### Task
Pictures don't belong in the copy; print all the records exactly.

====== Supplied records

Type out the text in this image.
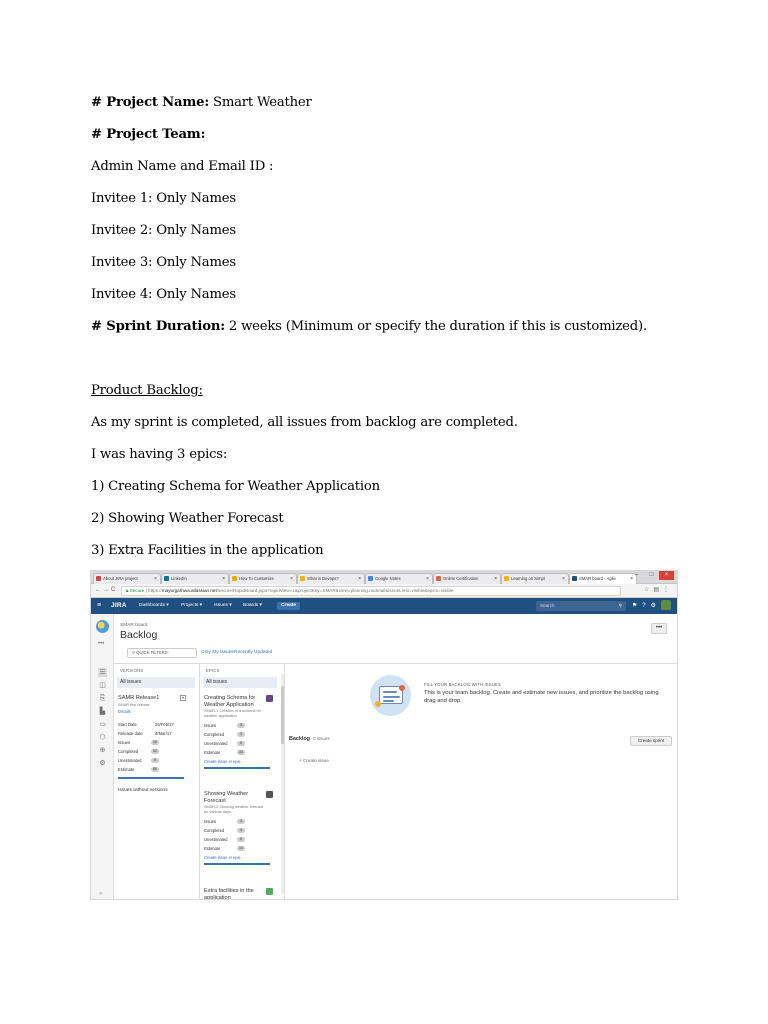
# Project Name: Smart Weather
# Project Team:
Admin Name and Email ID :
Invitee 1: Only Names
Invitee 2: Only Names
Invitee 3: Only Names
Invitee 4: Only Names
# Sprint Duration: 2 weeks (Minimum or specify the duration if this is customized).
Product Backlog:
As my sprint is completed, all issues from backlog are completed.
I was having 3 epics:
1) Creating Schema for Weather Application
2) Showing Weather Forecast
3) Extra Facilities in the application
About JIRA project	×	LinkedIn	×	How To Customize	×	What is Devops?	×	Google Notes	×	Online Certification	×	Learning on Simpl	×	SMAR board - Agile	×
–	□	×
←→C	🔒︎ Secure | https://mayurgarhwa.atlassian.net/secure/RapidBoard.jspa?rapidView=1&projectKey=SMAR&view=planning.nodetail&issueLimit=visible&epics=visible	☆▤⋮
≡ JIRA	Dashboards ▾	Projects ▾ Issues ▾ Boards ▾	Create	Search	⚲ ⚑?⚙
•••
☰
◫
⎘
▙
▭
⬡
⊕
⚙
»
SMAR board
Backlog
•••
⚲ QUICK FILTERS:	Only My Issues Recently Updated
VERSIONS
All issues
SAMR Release1	▾
SMAR first release
Details
Start Date	26/Feb/17
Release date	4/Mar/17
Issues	12
Completed	12
Unestimated	0
Estimate	60
Issues without versions
EPICS
All issues
Creating Schema for Weather Application
SMAR-1 Creation of a schema for weather application
Issues	3
Completed	3
Unestimated	0
Estimate	33
Create issue in epic
Showing Weather Forecast
SMAR-2 Showing weather forecast for various days
Issues	4
Completed	4
Unestimated	0
Estimate	14
Create issue in epic
Extra facilities in the application
FILL YOUR BACKLOG WITH ISSUES
This is your team backlog. Create and estimate new issues, and prioritize the backlog using drag and drop.
Backlog 0 issues	Create sprint
+ Create issue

============

### Written answer
Type out the text in this image.
# Project Name: Smart Weather
# Project Team:
Admin Name and Email ID :
Invitee 1: Only Names
Invitee 2: Only Names
Invitee 3: Only Names
Invitee 4: Only Names
# Sprint Duration: 2 weeks (Minimum or specify the duration if this is customized).
Product Backlog:
As my sprint is completed, all issues from backlog are completed.
I was having 3 epics:
1) Creating Schema for Weather Application
2) Showing Weather Forecast
3) Extra Facilities in the application
About JIRA project	×	LinkedIn	×	How To Customize	×	What is Devops?	×	Google Notes	×	Online Certification	×	Learning on Simpl	×	SMAR board - Agile	×
–	□	×
←→C	🔒︎ Secure | https://mayurgarhwa.atlassian.net/secure/RapidBoard.jspa?rapidView=1&projectKey=SMAR&view=planning.nodetail&issueLimit=visible&epics=visible	☆▤⋮
≡ JIRA	Dashboards ▾	Projects ▾ Issues ▾ Boards ▾	Create	Search	⚲ ⚑?⚙
•••
☰
◫
⎘
▙
▭
⬡
⊕
⚙
»
SMAR board
Backlog
•••
⚲ QUICK FILTERS:	Only My Issues Recently Updated
VERSIONS
All issues
SAMR Release1	▾
SMAR first release
Details
Start Date	26/Feb/17
Release date	4/Mar/17
Issues	12
Completed	12
Unestimated	0
Estimate	60
Issues without versions
EPICS
All issues
Creating Schema for Weather Application
SMAR-1 Creation of a schema for weather application
Issues	3
Completed	3
Unestimated	0
Estimate	33
Create issue in epic
Showing Weather Forecast
SMAR-2 Showing weather forecast for various days
Issues	4
Completed	4
Unestimated	0
Estimate	14
Create issue in epic
Extra facilities in the application
FILL YOUR BACKLOG WITH ISSUES
This is your team backlog. Create and estimate new issues, and prioritize the backlog using drag and drop.
Backlog 0 issues	Create sprint
+ Create issue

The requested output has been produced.